◆ Information shown:
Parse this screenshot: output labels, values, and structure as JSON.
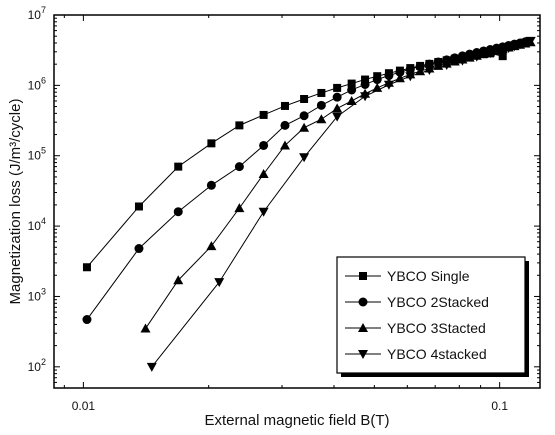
{
  "chart_data": {
    "type": "scatter",
    "title": "",
    "xlabel": "External magnetic field B(T)",
    "ylabel": "Magnetization loss (J/m³/cycle)",
    "xscale": "log",
    "yscale": "log",
    "xlim": [
      0.0085,
      0.125
    ],
    "ylim": [
      50,
      10000000
    ],
    "xticks": [
      {
        "value": 0.01,
        "label": "0.01"
      },
      {
        "value": 0.1,
        "label": "0.1"
      }
    ],
    "yticks": [
      {
        "value": 100,
        "mantissa": "10",
        "exp": "2"
      },
      {
        "value": 1000,
        "mantissa": "10",
        "exp": "3"
      },
      {
        "value": 10000,
        "mantissa": "10",
        "exp": "4"
      },
      {
        "value": 100000,
        "mantissa": "10",
        "exp": "5"
      },
      {
        "value": 1000000,
        "mantissa": "10",
        "exp": "6"
      },
      {
        "value": 10000000,
        "mantissa": "10",
        "exp": "7"
      }
    ],
    "grid": false,
    "legend_position": "bottom-right",
    "series": [
      {
        "name": "YBCO Single",
        "marker": "square",
        "color": "#000000",
        "x": [
          0.0102,
          0.0136,
          0.0169,
          0.0203,
          0.0237,
          0.0271,
          0.0305,
          0.0339,
          0.0373,
          0.0407,
          0.0441,
          0.0475,
          0.0508,
          0.0542,
          0.0576,
          0.061,
          0.0644,
          0.0678,
          0.0712,
          0.0746,
          0.078,
          0.0814,
          0.0847,
          0.0881,
          0.0915,
          0.0949,
          0.1017
        ],
        "y": [
          2600,
          19000,
          70000,
          150000,
          270000,
          380000,
          510000,
          640000,
          780000,
          920000,
          1060000,
          1210000,
          1350000,
          1490000,
          1620000,
          1760000,
          1890000,
          2020000,
          2150000,
          2270000,
          2380000,
          2490000,
          2590000,
          2680000,
          2770000,
          2850000,
          2600000
        ]
      },
      {
        "name": "YBCO 2Stacked",
        "marker": "circle",
        "color": "#000000",
        "x": [
          0.0102,
          0.0136,
          0.0169,
          0.0203,
          0.0237,
          0.0271,
          0.0305,
          0.0339,
          0.0373,
          0.0407,
          0.0441,
          0.0475,
          0.0508,
          0.0542,
          0.0576,
          0.061,
          0.0644,
          0.0678,
          0.0712,
          0.0746,
          0.078,
          0.0814,
          0.0847,
          0.0881,
          0.0915,
          0.0949,
          0.0983,
          0.1017,
          0.1051,
          0.1085,
          0.1119,
          0.1153
        ],
        "y": [
          470,
          4800,
          16000,
          38000,
          70000,
          140000,
          270000,
          370000,
          520000,
          680000,
          860000,
          1030000,
          1210000,
          1380000,
          1540000,
          1700000,
          1850000,
          2000000,
          2150000,
          2300000,
          2460000,
          2620000,
          2780000,
          2930000,
          3080000,
          3230000,
          3380000,
          3530000,
          3690000,
          3850000,
          4000000,
          4160000
        ]
      },
      {
        "name": "YBCO 3Stacted",
        "marker": "triangle-up",
        "color": "#000000",
        "x": [
          0.0141,
          0.0169,
          0.0203,
          0.0237,
          0.0271,
          0.0305,
          0.0339,
          0.0373,
          0.0407,
          0.0441,
          0.0475,
          0.0508,
          0.0542,
          0.0576,
          0.061,
          0.0644,
          0.0678,
          0.0712,
          0.0746,
          0.078,
          0.0814,
          0.0847,
          0.0881,
          0.0915,
          0.0949,
          0.0983,
          0.1017,
          0.1051,
          0.1085,
          0.1119,
          0.1153,
          0.1187
        ],
        "y": [
          350,
          1700,
          5200,
          18000,
          55000,
          140000,
          250000,
          330000,
          470000,
          600000,
          760000,
          920000,
          1090000,
          1260000,
          1430000,
          1590000,
          1740000,
          1890000,
          2040000,
          2180000,
          2330000,
          2480000,
          2640000,
          2800000,
          2960000,
          3120000,
          3280000,
          3450000,
          3610000,
          3780000,
          3940000,
          4100000
        ]
      },
      {
        "name": "YBCO 4stacked",
        "marker": "triangle-down",
        "color": "#000000",
        "x": [
          0.0146,
          0.0212,
          0.0271,
          0.0339,
          0.0407,
          0.0475,
          0.0542,
          0.061,
          0.0678,
          0.0746,
          0.0814,
          0.0881,
          0.0949,
          0.1017,
          0.1051,
          0.1085,
          0.1119,
          0.1153,
          0.1187
        ],
        "y": [
          100,
          1600,
          16000,
          95000,
          360000,
          700000,
          1020000,
          1350000,
          1650000,
          1950000,
          2250000,
          2560000,
          2870000,
          3200000,
          3400000,
          3600000,
          3820000,
          4050000,
          4280000
        ]
      }
    ]
  }
}
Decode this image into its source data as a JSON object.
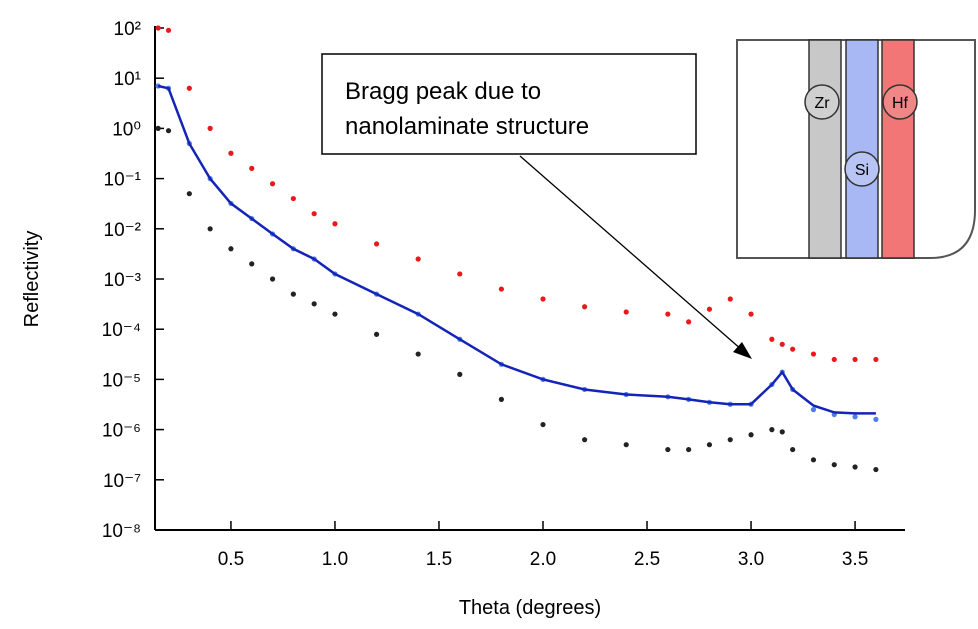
{
  "chart_data": {
    "type": "scatter",
    "y_scale": "log",
    "x_label": "Theta (degrees)",
    "y_label": "Reflectivity",
    "xlim": [
      0.135,
      3.74
    ],
    "ylim": [
      1e-08,
      100
    ],
    "xticks": [
      0.5,
      {
        "value": 1,
        "label": "1.0"
      },
      1.5,
      {
        "value": 2,
        "label": "2.0"
      },
      2.5,
      {
        "value": 3,
        "label": "3.0"
      },
      3.5
    ],
    "yticks": [
      {
        "value": 100,
        "label": "10²"
      },
      {
        "value": 10,
        "label": "10¹"
      },
      {
        "value": 1,
        "label": "10⁰"
      },
      {
        "value": 0.1,
        "label": "10⁻¹"
      },
      {
        "value": 0.01,
        "label": "10⁻²"
      },
      {
        "value": 0.001,
        "label": "10⁻³"
      },
      {
        "value": 0.0001,
        "label": "10⁻⁴"
      },
      {
        "value": 1e-05,
        "label": "10⁻⁵"
      },
      {
        "value": 1e-06,
        "label": "10⁻⁶"
      },
      {
        "value": 1e-07,
        "label": "10⁻⁷"
      },
      {
        "value": 1e-08,
        "label": "10⁻⁸"
      }
    ],
    "x": [
      0.15,
      0.2,
      0.3,
      0.4,
      0.5,
      0.6,
      0.7,
      0.8,
      0.9,
      1.0,
      1.2,
      1.4,
      1.6,
      1.8,
      2.0,
      2.2,
      2.4,
      2.6,
      2.7,
      2.8,
      2.9,
      3.0,
      3.1,
      3.15,
      3.2,
      3.3,
      3.4,
      3.5,
      3.6
    ],
    "series": [
      {
        "style": "markers",
        "color": "#e8191b",
        "values": [
          100,
          90,
          6.3,
          1,
          0.32,
          0.16,
          0.079,
          0.04,
          0.02,
          0.0126,
          0.005,
          0.0025,
          0.00126,
          0.00063,
          0.0004,
          0.00028,
          0.00022,
          0.0002,
          0.00014,
          0.00025,
          0.0004,
          0.0002,
          6.3e-05,
          5e-05,
          4e-05,
          3.2e-05,
          2.5e-05,
          2.5e-05,
          2.5e-05
        ]
      },
      {
        "style": "markers",
        "color": "#4f7fe6",
        "values": [
          7,
          6.3,
          0.5,
          0.1,
          0.032,
          0.016,
          0.0079,
          0.004,
          0.0025,
          0.00126,
          0.0005,
          0.0002,
          6.3e-05,
          2e-05,
          1e-05,
          6.3e-06,
          5e-06,
          4.5e-06,
          4e-06,
          3.5e-06,
          3.2e-06,
          3.2e-06,
          7.9e-06,
          1.4e-05,
          6.3e-06,
          2.5e-06,
          2e-06,
          1.8e-06,
          1.6e-06
        ]
      },
      {
        "style": "line",
        "color": "#1424b8",
        "values": [
          7,
          6.3,
          0.5,
          0.1,
          0.032,
          0.016,
          0.0079,
          0.004,
          0.0025,
          0.00126,
          0.0005,
          0.0002,
          6.3e-05,
          2e-05,
          1e-05,
          6.3e-06,
          5e-06,
          4.5e-06,
          4e-06,
          3.5e-06,
          3.2e-06,
          3.2e-06,
          7.9e-06,
          1.4e-05,
          6.3e-06,
          3e-06,
          2.2e-06,
          2.1e-06,
          2.1e-06
        ]
      },
      {
        "style": "markers",
        "color": "#222222",
        "values": [
          1,
          0.9,
          0.05,
          0.01,
          0.004,
          0.002,
          0.001,
          0.0005,
          0.00032,
          0.0002,
          7.9e-05,
          3.2e-05,
          1.26e-05,
          4e-06,
          1.26e-06,
          6.3e-07,
          5e-07,
          4e-07,
          4e-07,
          5e-07,
          6.3e-07,
          7.9e-07,
          1e-06,
          9e-07,
          4e-07,
          2.5e-07,
          2e-07,
          1.8e-07,
          1.6e-07
        ]
      }
    ],
    "annotation": {
      "lines": [
        "Bragg peak due to",
        "nanolaminate structure"
      ]
    },
    "inset": {
      "labels": [
        "Zr",
        "Si",
        "Hf"
      ]
    }
  }
}
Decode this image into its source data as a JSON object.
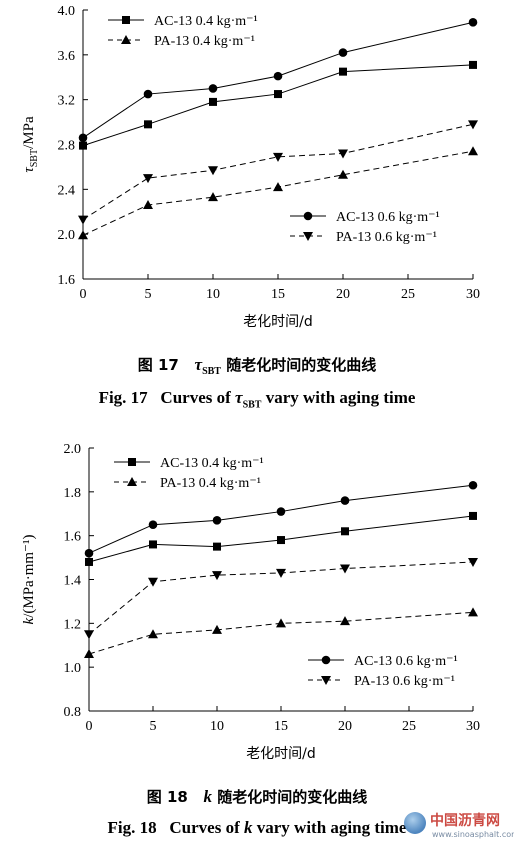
{
  "chart_data": [
    {
      "id": "fig17",
      "type": "line",
      "xlabel": "老化时间/d",
      "ylabel": "τSBT/MPa",
      "ylabel_main": "τ",
      "ylabel_sub": "SBT",
      "ylabel_unit": "/MPa",
      "xlim": [
        0,
        30
      ],
      "ylim": [
        1.6,
        4.0
      ],
      "x_ticks": [
        "0",
        "5",
        "10",
        "15",
        "20",
        "25",
        "30"
      ],
      "y_ticks": [
        "1.6",
        "2.0",
        "2.4",
        "2.8",
        "3.2",
        "3.6",
        "4.0"
      ],
      "x": [
        0,
        5,
        10,
        15,
        20,
        30
      ],
      "legends": [
        {
          "position": "top-left",
          "entries": [
            "AC-13 0.4 kg·m⁻¹",
            "PA-13 0.4 kg·m⁻¹"
          ]
        },
        {
          "position": "bottom-right",
          "entries": [
            "AC-13 0.6 kg·m⁻¹",
            "PA-13 0.6 kg·m⁻¹"
          ]
        }
      ],
      "series": [
        {
          "name": "AC-13 0.4 kg·m⁻¹",
          "marker": "square",
          "dash": "solid",
          "values": [
            2.79,
            2.98,
            3.18,
            3.25,
            3.45,
            3.51
          ]
        },
        {
          "name": "PA-13 0.4 kg·m⁻¹",
          "marker": "triangle-up",
          "dash": "dashed",
          "values": [
            1.99,
            2.26,
            2.33,
            2.42,
            2.53,
            2.74
          ]
        },
        {
          "name": "AC-13 0.6 kg·m⁻¹",
          "marker": "circle",
          "dash": "solid",
          "values": [
            2.86,
            3.25,
            3.3,
            3.41,
            3.62,
            3.89
          ]
        },
        {
          "name": "PA-13 0.6 kg·m⁻¹",
          "marker": "triangle-down",
          "dash": "dashed",
          "values": [
            2.13,
            2.5,
            2.57,
            2.69,
            2.72,
            2.98
          ]
        }
      ],
      "caption_zh": [
        "图 17",
        "τ",
        "SBT",
        "随老化时间的变化曲线"
      ],
      "caption_en": [
        "Fig. 17",
        "Curves of",
        "τ",
        "SBT",
        "vary with aging time"
      ]
    },
    {
      "id": "fig18",
      "type": "line",
      "xlabel": "老化时间/d",
      "ylabel": "k/(MPa·mm⁻¹)",
      "ylabel_main": "k",
      "ylabel_unit": "/(MPa·mm⁻¹)",
      "xlim": [
        0,
        30
      ],
      "ylim": [
        0.8,
        2.0
      ],
      "x_ticks": [
        "0",
        "5",
        "10",
        "15",
        "20",
        "25",
        "30"
      ],
      "y_ticks": [
        "0.8",
        "1.0",
        "1.2",
        "1.4",
        "1.6",
        "1.8",
        "2.0"
      ],
      "x": [
        0,
        5,
        10,
        15,
        20,
        30
      ],
      "legends": [
        {
          "position": "top-left",
          "entries": [
            "AC-13 0.4 kg·m⁻¹",
            "PA-13 0.4 kg·m⁻¹"
          ]
        },
        {
          "position": "bottom-right",
          "entries": [
            "AC-13 0.6 kg·m⁻¹",
            "PA-13 0.6 kg·m⁻¹"
          ]
        }
      ],
      "series": [
        {
          "name": "AC-13 0.4 kg·m⁻¹",
          "marker": "square",
          "dash": "solid",
          "values": [
            1.48,
            1.56,
            1.55,
            1.58,
            1.62,
            1.69
          ]
        },
        {
          "name": "PA-13 0.4 kg·m⁻¹",
          "marker": "triangle-up",
          "dash": "dashed",
          "values": [
            1.06,
            1.15,
            1.17,
            1.2,
            1.21,
            1.25
          ]
        },
        {
          "name": "AC-13 0.6 kg·m⁻¹",
          "marker": "circle",
          "dash": "solid",
          "values": [
            1.52,
            1.65,
            1.67,
            1.71,
            1.76,
            1.83
          ]
        },
        {
          "name": "PA-13 0.6 kg·m⁻¹",
          "marker": "triangle-down",
          "dash": "dashed",
          "values": [
            1.15,
            1.39,
            1.42,
            1.43,
            1.45,
            1.48
          ]
        }
      ],
      "caption_zh": [
        "图 18",
        "k",
        "随老化时间的变化曲线"
      ],
      "caption_en": [
        "Fig. 18",
        "Curves of",
        "k",
        "vary with aging time"
      ]
    }
  ],
  "watermark": {
    "name_cn": "中国沥青网",
    "url": "www.sinoasphalt.com",
    "color": "#c7372f"
  }
}
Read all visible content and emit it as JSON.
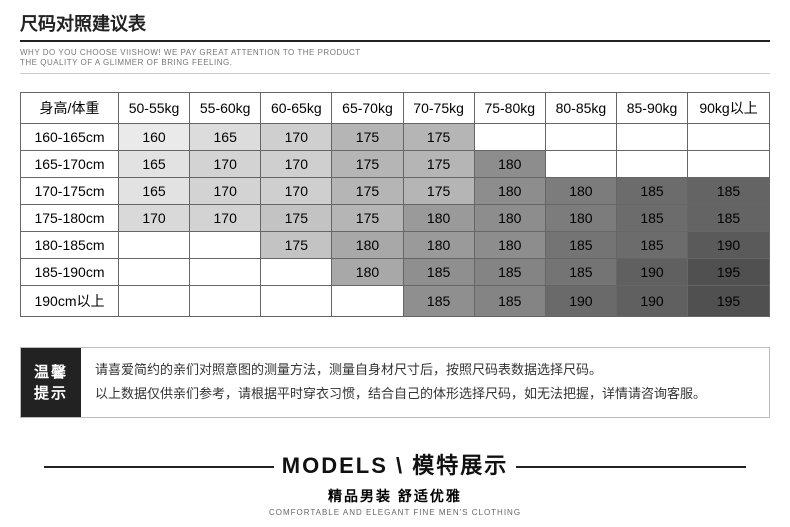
{
  "header": {
    "title": "尺码对照建议表",
    "sub1": "WHY DO YOU CHOOSE VIISHOW! WE PAY GREAT ATTENTION TO THE PRODUCT",
    "sub2": "THE QUALITY OF A GLIMMER OF BRING FEELING."
  },
  "table": {
    "corner": "身高/体重",
    "cols": [
      "50-55kg",
      "55-60kg",
      "60-65kg",
      "65-70kg",
      "70-75kg",
      "75-80kg",
      "80-85kg",
      "85-90kg",
      "90kg以上"
    ],
    "rows": [
      {
        "h": "160-165cm",
        "c": [
          {
            "v": "160",
            "s": "#eaeaea"
          },
          {
            "v": "165",
            "s": "#dcdcdc"
          },
          {
            "v": "170",
            "s": "#cfcfcf"
          },
          {
            "v": "175",
            "s": "#b5b5b5"
          },
          {
            "v": "175",
            "s": "#b5b5b5"
          },
          {
            "v": ""
          },
          {
            "v": ""
          },
          {
            "v": ""
          },
          {
            "v": ""
          }
        ]
      },
      {
        "h": "165-170cm",
        "c": [
          {
            "v": "165",
            "s": "#e2e2e2"
          },
          {
            "v": "170",
            "s": "#d3d3d3"
          },
          {
            "v": "170",
            "s": "#cfcfcf"
          },
          {
            "v": "175",
            "s": "#b5b5b5"
          },
          {
            "v": "175",
            "s": "#b5b5b5"
          },
          {
            "v": "180",
            "s": "#8d8d8d"
          },
          {
            "v": ""
          },
          {
            "v": ""
          },
          {
            "v": ""
          }
        ]
      },
      {
        "h": "170-175cm",
        "c": [
          {
            "v": "165",
            "s": "#e2e2e2"
          },
          {
            "v": "170",
            "s": "#d3d3d3"
          },
          {
            "v": "170",
            "s": "#cfcfcf"
          },
          {
            "v": "175",
            "s": "#b5b5b5"
          },
          {
            "v": "175",
            "s": "#b5b5b5"
          },
          {
            "v": "180",
            "s": "#8d8d8d"
          },
          {
            "v": "180",
            "s": "#7c7c7c"
          },
          {
            "v": "185",
            "s": "#6c6c6c"
          },
          {
            "v": "185",
            "s": "#646464"
          }
        ]
      },
      {
        "h": "175-180cm",
        "c": [
          {
            "v": "170",
            "s": "#d9d9d9"
          },
          {
            "v": "170",
            "s": "#d3d3d3"
          },
          {
            "v": "175",
            "s": "#c3c3c3"
          },
          {
            "v": "175",
            "s": "#b5b5b5"
          },
          {
            "v": "180",
            "s": "#9a9a9a"
          },
          {
            "v": "180",
            "s": "#8d8d8d"
          },
          {
            "v": "180",
            "s": "#7c7c7c"
          },
          {
            "v": "185",
            "s": "#6c6c6c"
          },
          {
            "v": "185",
            "s": "#646464"
          }
        ]
      },
      {
        "h": "180-185cm",
        "c": [
          {
            "v": ""
          },
          {
            "v": ""
          },
          {
            "v": "175",
            "s": "#c3c3c3"
          },
          {
            "v": "180",
            "s": "#a8a8a8"
          },
          {
            "v": "180",
            "s": "#9a9a9a"
          },
          {
            "v": "180",
            "s": "#8d8d8d"
          },
          {
            "v": "185",
            "s": "#747474"
          },
          {
            "v": "185",
            "s": "#6c6c6c"
          },
          {
            "v": "190",
            "s": "#5a5a5a"
          }
        ]
      },
      {
        "h": "185-190cm",
        "c": [
          {
            "v": ""
          },
          {
            "v": ""
          },
          {
            "v": ""
          },
          {
            "v": "180",
            "s": "#a8a8a8"
          },
          {
            "v": "185",
            "s": "#8f8f8f"
          },
          {
            "v": "185",
            "s": "#848484"
          },
          {
            "v": "185",
            "s": "#747474"
          },
          {
            "v": "190",
            "s": "#606060"
          },
          {
            "v": "195",
            "s": "#505050"
          }
        ]
      },
      {
        "h": "190cm以上",
        "c": [
          {
            "v": ""
          },
          {
            "v": ""
          },
          {
            "v": ""
          },
          {
            "v": ""
          },
          {
            "v": "185",
            "s": "#8f8f8f"
          },
          {
            "v": "185",
            "s": "#848484"
          },
          {
            "v": "190",
            "s": "#6a6a6a"
          },
          {
            "v": "190",
            "s": "#606060"
          },
          {
            "v": "195",
            "s": "#505050"
          }
        ]
      }
    ]
  },
  "tip": {
    "l1": "温馨",
    "l2": "提示",
    "r1": "请喜爱简约的亲们对照意图的测量方法，测量自身材尺寸后，按照尺码表数据选择尺码。",
    "r2": "以上数据仅供亲们参考，请根据平时穿衣习惯，结合自己的体形选择尺码，如无法把握，详情请咨询客服。"
  },
  "models": {
    "title_en": "MODELS",
    "sep": " \\ ",
    "title_cn": "模特展示",
    "sub": "精品男装 舒适优雅",
    "sub_en": "COMFORTABLE AND ELEGANT FINE MEN'S CLOTHING"
  }
}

◆ Task statement: Search the preceding listing for the word "YBCO" and pull out every line that holds it.

◆ Exercise result:
        "name": "YBCO Single",
        "name": "YBCO 2Stacked",
        "name": "YBCO 3Stacted",
        "name": "YBCO 4stacked",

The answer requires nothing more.